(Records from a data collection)
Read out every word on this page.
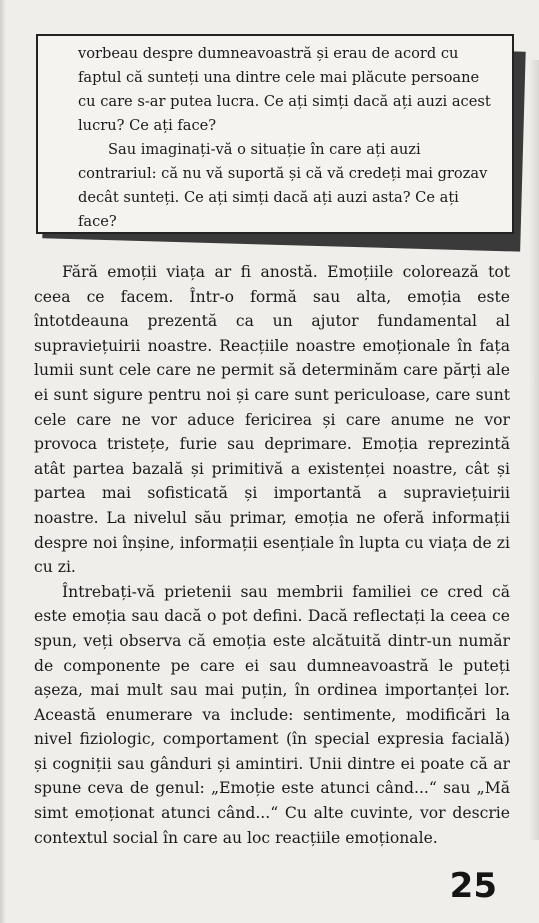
vorbeau despre dumneavoastră și erau de acord cu faptul că sunteți una dintre cele mai plăcute persoane cu care s-ar putea lucra. Ce ați simți dacă ați auzi acest lucru? Ce ați face?

Sau imaginați-vă o situație în care ați auzi contrariul: că nu vă suportă și că vă credeți mai grozav decât sunteți. Ce ați simți dacă ați auzi asta? Ce ați face?

Fără emoții viața ar fi anostă. Emoțiile colorează tot ceea ce facem. Într-o formă sau alta, emoția este întotdeauna prezentă ca un ajutor fundamental al supraviețuirii noastre. Reacțiile noastre emoționale în fața lumii sunt cele care ne permit să determinăm care părți ale ei sunt sigure pentru noi și care sunt periculoase, care sunt cele care ne vor aduce fericirea și care anume ne vor provoca tristețe, furie sau deprimare. Emoția reprezintă atât partea bazală și primitivă a existenței noastre, cât și partea mai sofisticată și importantă a supraviețuirii noastre. La nivelul său primar, emoția ne oferă informații despre noi înșine, informații esențiale în lupta cu viața de zi cu zi.

Întrebați-vă prietenii sau membrii familiei ce cred că este emoția sau dacă o pot defini. Dacă reflectați la ceea ce spun, veți observa că emoția este alcătuită dintr-un număr de componente pe care ei sau dumneavoastră le puteți așeza, mai mult sau mai puțin, în ordinea importanței lor. Această enumerare va include: sentimente, modificări la nivel fiziologic, comportament (în special expresia facială) și cogniții sau gânduri și amintiri. Unii dintre ei poate că ar spune ceva de genul: „Emoție este atunci când...“ sau „Mă simt emoționat atunci când...“ Cu alte cuvinte, vor descrie contextul social în care au loc reacțiile emoționale.

25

Exercise details: Sift the material for lines with the string "sunteți". Copy each one found.

The completed task:
vorbeau despre dumneavoastră și erau de acord cu faptul că sunteți una dintre cele mai plăcute persoane cu care s-ar putea lucra. Ce ați simți dacă ați auzi acest lucru? Ce ați face?
Sau imaginați-vă o situație în care ați auzi contrariul: că nu vă suportă și că vă credeți mai grozav decât sunteți. Ce ați simți dacă ați auzi asta? Ce ați face?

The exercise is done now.